(Data items)
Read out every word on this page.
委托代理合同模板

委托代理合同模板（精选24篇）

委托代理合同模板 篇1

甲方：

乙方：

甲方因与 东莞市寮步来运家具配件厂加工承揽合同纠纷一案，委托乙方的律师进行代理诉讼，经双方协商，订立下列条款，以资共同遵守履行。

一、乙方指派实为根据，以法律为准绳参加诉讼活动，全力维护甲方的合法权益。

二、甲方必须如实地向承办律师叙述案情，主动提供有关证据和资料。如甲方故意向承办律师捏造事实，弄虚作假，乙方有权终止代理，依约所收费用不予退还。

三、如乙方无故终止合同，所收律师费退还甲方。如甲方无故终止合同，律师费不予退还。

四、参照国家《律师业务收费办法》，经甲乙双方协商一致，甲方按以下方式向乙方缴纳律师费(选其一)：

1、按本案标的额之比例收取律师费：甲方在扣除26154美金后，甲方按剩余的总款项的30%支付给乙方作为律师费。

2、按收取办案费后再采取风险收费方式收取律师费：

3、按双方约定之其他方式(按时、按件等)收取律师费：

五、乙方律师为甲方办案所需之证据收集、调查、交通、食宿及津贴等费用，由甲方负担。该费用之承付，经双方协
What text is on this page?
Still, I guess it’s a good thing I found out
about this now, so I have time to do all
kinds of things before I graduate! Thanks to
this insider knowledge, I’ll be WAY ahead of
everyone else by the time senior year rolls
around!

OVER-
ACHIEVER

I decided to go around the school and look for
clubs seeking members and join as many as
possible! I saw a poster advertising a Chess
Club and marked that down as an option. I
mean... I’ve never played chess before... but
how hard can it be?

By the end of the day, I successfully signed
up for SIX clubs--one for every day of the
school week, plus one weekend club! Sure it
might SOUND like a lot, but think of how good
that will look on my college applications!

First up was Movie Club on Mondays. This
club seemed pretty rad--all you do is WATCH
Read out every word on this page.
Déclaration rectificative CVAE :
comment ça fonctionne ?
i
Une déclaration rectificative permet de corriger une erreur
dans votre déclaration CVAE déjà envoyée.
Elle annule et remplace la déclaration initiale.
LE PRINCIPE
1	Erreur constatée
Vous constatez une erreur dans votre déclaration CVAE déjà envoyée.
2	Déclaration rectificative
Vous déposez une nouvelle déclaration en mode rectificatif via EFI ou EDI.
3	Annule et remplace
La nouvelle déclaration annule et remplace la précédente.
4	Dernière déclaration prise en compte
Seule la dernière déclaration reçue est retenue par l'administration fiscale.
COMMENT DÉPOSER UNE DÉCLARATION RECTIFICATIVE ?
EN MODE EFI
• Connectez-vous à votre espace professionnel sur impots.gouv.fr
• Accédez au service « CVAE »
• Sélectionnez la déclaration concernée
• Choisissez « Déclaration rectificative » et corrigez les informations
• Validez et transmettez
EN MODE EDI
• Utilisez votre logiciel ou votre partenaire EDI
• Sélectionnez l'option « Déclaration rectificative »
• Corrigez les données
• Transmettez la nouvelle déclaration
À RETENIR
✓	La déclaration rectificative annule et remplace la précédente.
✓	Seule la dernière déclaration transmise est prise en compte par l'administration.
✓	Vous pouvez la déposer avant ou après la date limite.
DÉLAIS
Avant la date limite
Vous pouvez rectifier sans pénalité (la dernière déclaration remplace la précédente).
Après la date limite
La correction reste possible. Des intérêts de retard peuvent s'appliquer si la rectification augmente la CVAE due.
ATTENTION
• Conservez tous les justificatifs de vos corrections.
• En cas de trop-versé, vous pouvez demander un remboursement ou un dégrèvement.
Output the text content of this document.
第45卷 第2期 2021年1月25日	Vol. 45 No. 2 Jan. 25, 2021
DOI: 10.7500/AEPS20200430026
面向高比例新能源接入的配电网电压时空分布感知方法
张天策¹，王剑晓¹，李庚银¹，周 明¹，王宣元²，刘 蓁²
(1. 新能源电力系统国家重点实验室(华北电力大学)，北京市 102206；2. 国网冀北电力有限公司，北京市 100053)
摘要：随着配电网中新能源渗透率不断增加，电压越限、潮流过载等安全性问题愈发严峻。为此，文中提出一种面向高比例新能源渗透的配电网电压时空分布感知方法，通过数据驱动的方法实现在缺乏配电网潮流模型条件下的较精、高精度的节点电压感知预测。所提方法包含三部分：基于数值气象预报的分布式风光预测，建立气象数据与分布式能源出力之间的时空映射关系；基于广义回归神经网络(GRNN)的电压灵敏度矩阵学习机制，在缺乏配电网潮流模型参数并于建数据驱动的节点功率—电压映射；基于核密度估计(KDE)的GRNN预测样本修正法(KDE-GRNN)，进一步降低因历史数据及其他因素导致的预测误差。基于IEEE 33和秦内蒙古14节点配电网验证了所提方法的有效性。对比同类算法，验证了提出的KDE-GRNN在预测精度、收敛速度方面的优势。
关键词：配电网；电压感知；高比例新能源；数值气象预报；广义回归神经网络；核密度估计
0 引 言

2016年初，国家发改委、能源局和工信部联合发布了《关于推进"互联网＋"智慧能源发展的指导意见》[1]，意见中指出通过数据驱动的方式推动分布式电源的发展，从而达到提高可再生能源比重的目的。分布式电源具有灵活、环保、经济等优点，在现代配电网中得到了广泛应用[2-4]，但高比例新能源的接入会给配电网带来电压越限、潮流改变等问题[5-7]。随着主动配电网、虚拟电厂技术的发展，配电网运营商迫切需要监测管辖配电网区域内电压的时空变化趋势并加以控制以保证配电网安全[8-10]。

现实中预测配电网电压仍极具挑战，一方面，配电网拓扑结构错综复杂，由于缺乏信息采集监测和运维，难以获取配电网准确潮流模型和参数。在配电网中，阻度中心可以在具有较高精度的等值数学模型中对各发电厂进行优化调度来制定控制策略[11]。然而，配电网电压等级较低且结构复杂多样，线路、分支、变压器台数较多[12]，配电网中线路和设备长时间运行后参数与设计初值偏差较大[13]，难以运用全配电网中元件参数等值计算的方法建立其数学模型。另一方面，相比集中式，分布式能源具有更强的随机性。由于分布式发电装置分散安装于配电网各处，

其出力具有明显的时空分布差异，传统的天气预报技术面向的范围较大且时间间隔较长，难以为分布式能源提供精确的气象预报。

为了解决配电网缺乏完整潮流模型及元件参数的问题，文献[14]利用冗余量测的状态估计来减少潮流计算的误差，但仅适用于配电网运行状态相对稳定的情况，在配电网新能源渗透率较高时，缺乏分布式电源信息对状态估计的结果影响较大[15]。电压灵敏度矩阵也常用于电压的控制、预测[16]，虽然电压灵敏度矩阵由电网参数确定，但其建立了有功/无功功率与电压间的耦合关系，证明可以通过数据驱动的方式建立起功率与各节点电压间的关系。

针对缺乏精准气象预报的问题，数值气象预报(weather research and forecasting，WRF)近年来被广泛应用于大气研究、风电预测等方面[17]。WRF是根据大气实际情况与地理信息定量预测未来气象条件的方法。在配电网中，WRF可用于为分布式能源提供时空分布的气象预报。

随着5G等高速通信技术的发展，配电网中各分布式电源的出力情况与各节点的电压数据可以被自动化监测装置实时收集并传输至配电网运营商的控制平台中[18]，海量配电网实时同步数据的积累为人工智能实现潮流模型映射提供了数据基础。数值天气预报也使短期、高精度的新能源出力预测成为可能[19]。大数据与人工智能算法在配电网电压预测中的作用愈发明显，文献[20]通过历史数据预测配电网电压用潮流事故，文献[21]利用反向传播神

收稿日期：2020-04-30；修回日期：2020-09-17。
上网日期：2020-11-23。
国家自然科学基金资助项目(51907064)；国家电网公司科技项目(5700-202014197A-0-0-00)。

- **Written task**
Write every line of the material above again, exactly.

- **Full solution**
Read out every word on this page.
委托代理合同模板

委托代理合同模板（精选24篇）

委托代理合同模板 篇1

甲方：

乙方：

甲方因与 东莞市寮步来运家具配件厂加工承揽合同纠纷一案，委托乙方的律师进行代理诉讼，经双方协商，订立下列条款，以资共同遵守履行。

一、乙方指派实为根据，以法律为准绳参加诉讼活动，全力维护甲方的合法权益。

二、甲方必须如实地向承办律师叙述案情，主动提供有关证据和资料。如甲方故意向承办律师捏造事实，弄虚作假，乙方有权终止代理，依约所收费用不予退还。

三、如乙方无故终止合同，所收律师费退还甲方。如甲方无故终止合同，律师费不予退还。

四、参照国家《律师业务收费办法》，经甲乙双方协商一致，甲方按以下方式向乙方缴纳律师费(选其一)：

1、按本案标的额之比例收取律师费：甲方在扣除26154美金后，甲方按剩余的总款项的30%支付给乙方作为律师费。

2、按收取办案费后再采取风险收费方式收取律师费：

3、按双方约定之其他方式(按时、按件等)收取律师费：

五、乙方律师为甲方办案所需之证据收集、调查、交通、食宿及津贴等费用，由甲方负担。该费用之承付，经双方协
What text is on this page?
Still, I guess it’s a good thing I found out
about this now, so I have time to do all
kinds of things before I graduate! Thanks to
this insider knowledge, I’ll be WAY ahead of
everyone else by the time senior year rolls
around!

OVER-
ACHIEVER

I decided to go around the school and look for
clubs seeking members and join as many as
possible! I saw a poster advertising a Chess
Club and marked that down as an option. I
mean... I’ve never played chess before... but
how hard can it be?

By the end of the day, I successfully signed
up for SIX clubs--one for every day of the
school week, plus one weekend club! Sure it
might SOUND like a lot, but think of how good
that will look on my college applications!

First up was Movie Club on Mondays. This
club seemed pretty rad--all you do is WATCH
Read out every word on this page.
Déclaration rectificative CVAE :
comment ça fonctionne ?
i
Une déclaration rectificative permet de corriger une erreur
dans votre déclaration CVAE déjà envoyée.
Elle annule et remplace la déclaration initiale.
LE PRINCIPE
1	Erreur constatée
Vous constatez une erreur dans votre déclaration CVAE déjà envoyée.
2	Déclaration rectificative
Vous déposez une nouvelle déclaration en mode rectificatif via EFI ou EDI.
3	Annule et remplace
La nouvelle déclaration annule et remplace la précédente.
4	Dernière déclaration prise en compte
Seule la dernière déclaration reçue est retenue par l'administration fiscale.
COMMENT DÉPOSER UNE DÉCLARATION RECTIFICATIVE ?
EN MODE EFI
• Connectez-vous à votre espace professionnel sur impots.gouv.fr
• Accédez au service « CVAE »
• Sélectionnez la déclaration concernée
• Choisissez « Déclaration rectificative » et corrigez les informations
• Validez et transmettez
EN MODE EDI
• Utilisez votre logiciel ou votre partenaire EDI
• Sélectionnez l'option « Déclaration rectificative »
• Corrigez les données
• Transmettez la nouvelle déclaration
À RETENIR
✓	La déclaration rectificative annule et remplace la précédente.
✓	Seule la dernière déclaration transmise est prise en compte par l'administration.
✓	Vous pouvez la déposer avant ou après la date limite.
DÉLAIS
Avant la date limite
Vous pouvez rectifier sans pénalité (la dernière déclaration remplace la précédente).
Après la date limite
La correction reste possible. Des intérêts de retard peuvent s'appliquer si la rectification augmente la CVAE due.
ATTENTION
• Conservez tous les justificatifs de vos corrections.
• En cas de trop-versé, vous pouvez demander un remboursement ou un dégrèvement.
Output the text content of this document.
第45卷 第2期 2021年1月25日	Vol. 45 No. 2 Jan. 25, 2021
DOI: 10.7500/AEPS20200430026
面向高比例新能源接入的配电网电压时空分布感知方法
张天策¹，王剑晓¹，李庚银¹，周 明¹，王宣元²，刘 蓁²
(1. 新能源电力系统国家重点实验室(华北电力大学)，北京市 102206；2. 国网冀北电力有限公司，北京市 100053)
摘要：随着配电网中新能源渗透率不断增加，电压越限、潮流过载等安全性问题愈发严峻。为此，文中提出一种面向高比例新能源渗透的配电网电压时空分布感知方法，通过数据驱动的方法实现在缺乏配电网潮流模型条件下的较精、高精度的节点电压感知预测。所提方法包含三部分：基于数值气象预报的分布式风光预测，建立气象数据与分布式能源出力之间的时空映射关系；基于广义回归神经网络(GRNN)的电压灵敏度矩阵学习机制，在缺乏配电网潮流模型参数并于建数据驱动的节点功率—电压映射；基于核密度估计(KDE)的GRNN预测样本修正法(KDE-GRNN)，进一步降低因历史数据及其他因素导致的预测误差。基于IEEE 33和秦内蒙古14节点配电网验证了所提方法的有效性。对比同类算法，验证了提出的KDE-GRNN在预测精度、收敛速度方面的优势。
关键词：配电网；电压感知；高比例新能源；数值气象预报；广义回归神经网络；核密度估计
0 引 言

2016年初，国家发改委、能源局和工信部联合发布了《关于推进"互联网＋"智慧能源发展的指导意见》[1]，意见中指出通过数据驱动的方式推动分布式电源的发展，从而达到提高可再生能源比重的目的。分布式电源具有灵活、环保、经济等优点，在现代配电网中得到了广泛应用[2-4]，但高比例新能源的接入会给配电网带来电压越限、潮流改变等问题[5-7]。随着主动配电网、虚拟电厂技术的发展，配电网运营商迫切需要监测管辖配电网区域内电压的时空变化趋势并加以控制以保证配电网安全[8-10]。

现实中预测配电网电压仍极具挑战，一方面，配电网拓扑结构错综复杂，由于缺乏信息采集监测和运维，难以获取配电网准确潮流模型和参数。在配电网中，阻度中心可以在具有较高精度的等值数学模型中对各发电厂进行优化调度来制定控制策略[11]。然而，配电网电压等级较低且结构复杂多样，线路、分支、变压器台数较多[12]，配电网中线路和设备长时间运行后参数与设计初值偏差较大[13]，难以运用全配电网中元件参数等值计算的方法建立其数学模型。另一方面，相比集中式，分布式能源具有更强的随机性。由于分布式发电装置分散安装于配电网各处，

其出力具有明显的时空分布差异，传统的天气预报技术面向的范围较大且时间间隔较长，难以为分布式能源提供精确的气象预报。

为了解决配电网缺乏完整潮流模型及元件参数的问题，文献[14]利用冗余量测的状态估计来减少潮流计算的误差，但仅适用于配电网运行状态相对稳定的情况，在配电网新能源渗透率较高时，缺乏分布式电源信息对状态估计的结果影响较大[15]。电压灵敏度矩阵也常用于电压的控制、预测[16]，虽然电压灵敏度矩阵由电网参数确定，但其建立了有功/无功功率与电压间的耦合关系，证明可以通过数据驱动的方式建立起功率与各节点电压间的关系。

针对缺乏精准气象预报的问题，数值气象预报(weather research and forecasting，WRF)近年来被广泛应用于大气研究、风电预测等方面[17]。WRF是根据大气实际情况与地理信息定量预测未来气象条件的方法。在配电网中，WRF可用于为分布式能源提供时空分布的气象预报。

随着5G等高速通信技术的发展，配电网中各分布式电源的出力情况与各节点的电压数据可以被自动化监测装置实时收集并传输至配电网运营商的控制平台中[18]，海量配电网实时同步数据的积累为人工智能实现潮流模型映射提供了数据基础。数值天气预报也使短期、高精度的新能源出力预测成为可能[19]。大数据与人工智能算法在配电网电压预测中的作用愈发明显，文献[20]通过历史数据预测配电网电压用潮流事故，文献[21]利用反向传播神

收稿日期：2020-04-30；修回日期：2020-09-17。
上网日期：2020-11-23。
国家自然科学基金资助项目(51907064)；国家电网公司科技项目(5700-202014197A-0-0-00)。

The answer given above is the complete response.